■ What to produce
Quote the records that follow in full, leaving the pictures out.

■ Source data
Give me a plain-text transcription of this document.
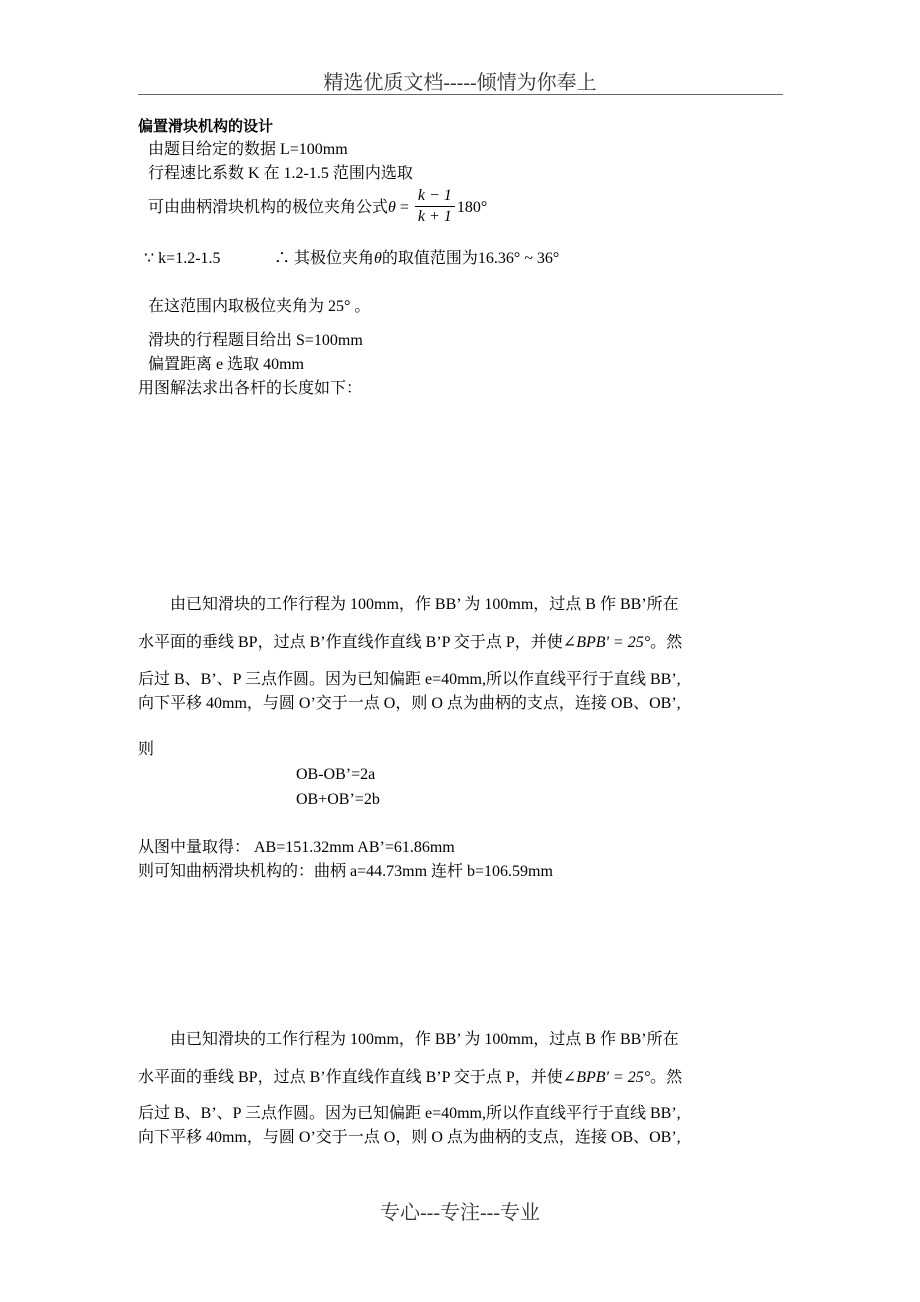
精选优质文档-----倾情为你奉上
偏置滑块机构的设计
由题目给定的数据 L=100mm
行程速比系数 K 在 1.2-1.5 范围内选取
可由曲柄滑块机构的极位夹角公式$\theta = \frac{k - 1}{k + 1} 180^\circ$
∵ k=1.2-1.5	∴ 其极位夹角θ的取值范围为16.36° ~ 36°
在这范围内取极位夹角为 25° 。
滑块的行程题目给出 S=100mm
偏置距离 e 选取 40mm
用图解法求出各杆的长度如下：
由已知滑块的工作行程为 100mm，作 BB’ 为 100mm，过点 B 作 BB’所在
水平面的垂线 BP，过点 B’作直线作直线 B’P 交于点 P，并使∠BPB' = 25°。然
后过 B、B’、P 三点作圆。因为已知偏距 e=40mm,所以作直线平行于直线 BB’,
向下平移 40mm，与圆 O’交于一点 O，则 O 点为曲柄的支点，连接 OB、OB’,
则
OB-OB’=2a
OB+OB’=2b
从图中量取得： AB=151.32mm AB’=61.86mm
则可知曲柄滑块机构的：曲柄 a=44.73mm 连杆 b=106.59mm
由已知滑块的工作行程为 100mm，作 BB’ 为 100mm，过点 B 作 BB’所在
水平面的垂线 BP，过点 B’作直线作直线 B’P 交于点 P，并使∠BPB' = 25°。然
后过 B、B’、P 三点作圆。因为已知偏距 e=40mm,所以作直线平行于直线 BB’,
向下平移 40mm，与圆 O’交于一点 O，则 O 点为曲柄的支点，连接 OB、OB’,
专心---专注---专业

■ Solution for this problem
Give me a plain-text transcription of this document.
精选优质文档-----倾情为你奉上
偏置滑块机构的设计
由题目给定的数据 L=100mm
行程速比系数 K 在 1.2-1.5 范围内选取
可由曲柄滑块机构的极位夹角公式$\theta = \frac{k - 1}{k + 1} 180^\circ$
∵ k=1.2-1.5	∴ 其极位夹角θ的取值范围为16.36° ~ 36°
在这范围内取极位夹角为 25° 。
滑块的行程题目给出 S=100mm
偏置距离 e 选取 40mm
用图解法求出各杆的长度如下：
由已知滑块的工作行程为 100mm，作 BB’ 为 100mm，过点 B 作 BB’所在
水平面的垂线 BP，过点 B’作直线作直线 B’P 交于点 P，并使∠BPB' = 25°。然
后过 B、B’、P 三点作圆。因为已知偏距 e=40mm,所以作直线平行于直线 BB’,
向下平移 40mm，与圆 O’交于一点 O，则 O 点为曲柄的支点，连接 OB、OB’,
则
OB-OB’=2a
OB+OB’=2b
从图中量取得： AB=151.32mm AB’=61.86mm
则可知曲柄滑块机构的：曲柄 a=44.73mm 连杆 b=106.59mm
由已知滑块的工作行程为 100mm，作 BB’ 为 100mm，过点 B 作 BB’所在
水平面的垂线 BP，过点 B’作直线作直线 B’P 交于点 P，并使∠BPB' = 25°。然
后过 B、B’、P 三点作圆。因为已知偏距 e=40mm,所以作直线平行于直线 BB’,
向下平移 40mm，与圆 O’交于一点 O，则 O 点为曲柄的支点，连接 OB、OB’,
专心---专注---专业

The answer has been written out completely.